Records from a data source:

+--

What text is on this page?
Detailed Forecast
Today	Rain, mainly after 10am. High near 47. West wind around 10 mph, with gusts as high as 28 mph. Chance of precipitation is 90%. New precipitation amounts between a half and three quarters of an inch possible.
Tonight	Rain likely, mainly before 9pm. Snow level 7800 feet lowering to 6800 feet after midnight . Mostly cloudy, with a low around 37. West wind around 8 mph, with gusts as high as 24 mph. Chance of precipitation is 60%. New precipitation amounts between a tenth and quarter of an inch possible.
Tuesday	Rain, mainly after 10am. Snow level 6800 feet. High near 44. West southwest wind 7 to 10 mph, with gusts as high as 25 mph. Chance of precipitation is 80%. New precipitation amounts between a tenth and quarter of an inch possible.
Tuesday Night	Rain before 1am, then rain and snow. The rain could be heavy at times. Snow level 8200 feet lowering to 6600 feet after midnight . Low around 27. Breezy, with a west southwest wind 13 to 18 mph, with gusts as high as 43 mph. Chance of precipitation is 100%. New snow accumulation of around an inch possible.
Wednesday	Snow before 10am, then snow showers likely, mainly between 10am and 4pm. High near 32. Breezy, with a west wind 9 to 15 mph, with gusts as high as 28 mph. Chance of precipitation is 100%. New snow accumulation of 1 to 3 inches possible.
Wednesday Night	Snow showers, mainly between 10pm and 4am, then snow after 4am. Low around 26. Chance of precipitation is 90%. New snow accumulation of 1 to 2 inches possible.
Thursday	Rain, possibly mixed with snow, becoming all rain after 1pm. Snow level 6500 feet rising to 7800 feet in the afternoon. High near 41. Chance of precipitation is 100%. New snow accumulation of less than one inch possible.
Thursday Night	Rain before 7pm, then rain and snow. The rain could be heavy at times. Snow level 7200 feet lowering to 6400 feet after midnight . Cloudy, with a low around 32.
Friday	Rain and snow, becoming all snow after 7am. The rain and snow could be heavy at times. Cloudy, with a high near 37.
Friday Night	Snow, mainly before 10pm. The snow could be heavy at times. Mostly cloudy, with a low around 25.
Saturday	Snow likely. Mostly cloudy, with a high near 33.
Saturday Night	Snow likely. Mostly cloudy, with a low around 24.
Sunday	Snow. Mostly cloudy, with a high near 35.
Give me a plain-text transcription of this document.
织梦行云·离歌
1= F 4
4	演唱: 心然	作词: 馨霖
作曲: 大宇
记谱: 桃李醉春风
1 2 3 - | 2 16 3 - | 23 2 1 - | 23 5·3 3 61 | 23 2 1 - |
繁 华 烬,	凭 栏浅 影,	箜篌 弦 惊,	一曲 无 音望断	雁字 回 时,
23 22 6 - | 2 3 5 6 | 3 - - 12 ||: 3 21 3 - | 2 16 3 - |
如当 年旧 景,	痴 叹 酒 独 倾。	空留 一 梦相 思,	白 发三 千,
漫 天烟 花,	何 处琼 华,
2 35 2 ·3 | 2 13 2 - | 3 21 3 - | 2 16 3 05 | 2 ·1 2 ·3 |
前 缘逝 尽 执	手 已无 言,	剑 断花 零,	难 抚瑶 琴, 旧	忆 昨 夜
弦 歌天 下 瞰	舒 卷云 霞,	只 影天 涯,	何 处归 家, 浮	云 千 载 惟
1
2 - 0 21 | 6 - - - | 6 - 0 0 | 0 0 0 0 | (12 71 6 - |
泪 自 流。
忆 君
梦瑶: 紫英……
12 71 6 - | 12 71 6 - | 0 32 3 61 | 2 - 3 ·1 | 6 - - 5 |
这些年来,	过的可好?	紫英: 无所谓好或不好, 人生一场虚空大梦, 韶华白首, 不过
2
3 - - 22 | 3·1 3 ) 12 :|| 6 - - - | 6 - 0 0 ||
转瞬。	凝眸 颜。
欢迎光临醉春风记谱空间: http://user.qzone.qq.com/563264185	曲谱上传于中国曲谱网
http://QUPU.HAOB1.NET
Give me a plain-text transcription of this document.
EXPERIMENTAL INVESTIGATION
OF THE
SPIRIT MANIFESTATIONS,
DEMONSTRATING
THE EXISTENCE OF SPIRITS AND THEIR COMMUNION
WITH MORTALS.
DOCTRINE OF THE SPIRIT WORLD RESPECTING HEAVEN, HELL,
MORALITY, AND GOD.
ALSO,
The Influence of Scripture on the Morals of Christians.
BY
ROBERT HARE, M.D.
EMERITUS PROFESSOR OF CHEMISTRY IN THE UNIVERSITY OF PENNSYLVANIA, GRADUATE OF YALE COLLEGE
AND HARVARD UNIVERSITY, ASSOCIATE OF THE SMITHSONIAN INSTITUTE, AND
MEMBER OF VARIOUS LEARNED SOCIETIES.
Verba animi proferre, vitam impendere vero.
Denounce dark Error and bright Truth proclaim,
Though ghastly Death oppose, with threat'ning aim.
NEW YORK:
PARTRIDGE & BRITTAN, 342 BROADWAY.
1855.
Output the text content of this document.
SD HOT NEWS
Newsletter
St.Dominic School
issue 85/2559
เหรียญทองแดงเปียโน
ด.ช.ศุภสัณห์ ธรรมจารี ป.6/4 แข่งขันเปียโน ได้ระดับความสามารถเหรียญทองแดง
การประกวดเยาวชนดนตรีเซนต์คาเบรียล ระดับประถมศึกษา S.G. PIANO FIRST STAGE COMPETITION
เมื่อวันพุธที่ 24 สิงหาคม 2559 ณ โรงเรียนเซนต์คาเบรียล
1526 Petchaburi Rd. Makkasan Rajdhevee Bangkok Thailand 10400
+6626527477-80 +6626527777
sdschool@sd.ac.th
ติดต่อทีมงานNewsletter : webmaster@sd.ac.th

+--

From the entries above, list each line with "คาเบร" in it.

RESULT OF THIS TASK:
การประกวดเยาวชนดนตรีเซนต์คาเบรียล ระดับประถมศึกษา S.G. PIANO FIRST STAGE COMPETITION
เมื่อวันพุธที่ 24 สิงหาคม 2559 ณ โรงเรียนเซนต์คาเบรียล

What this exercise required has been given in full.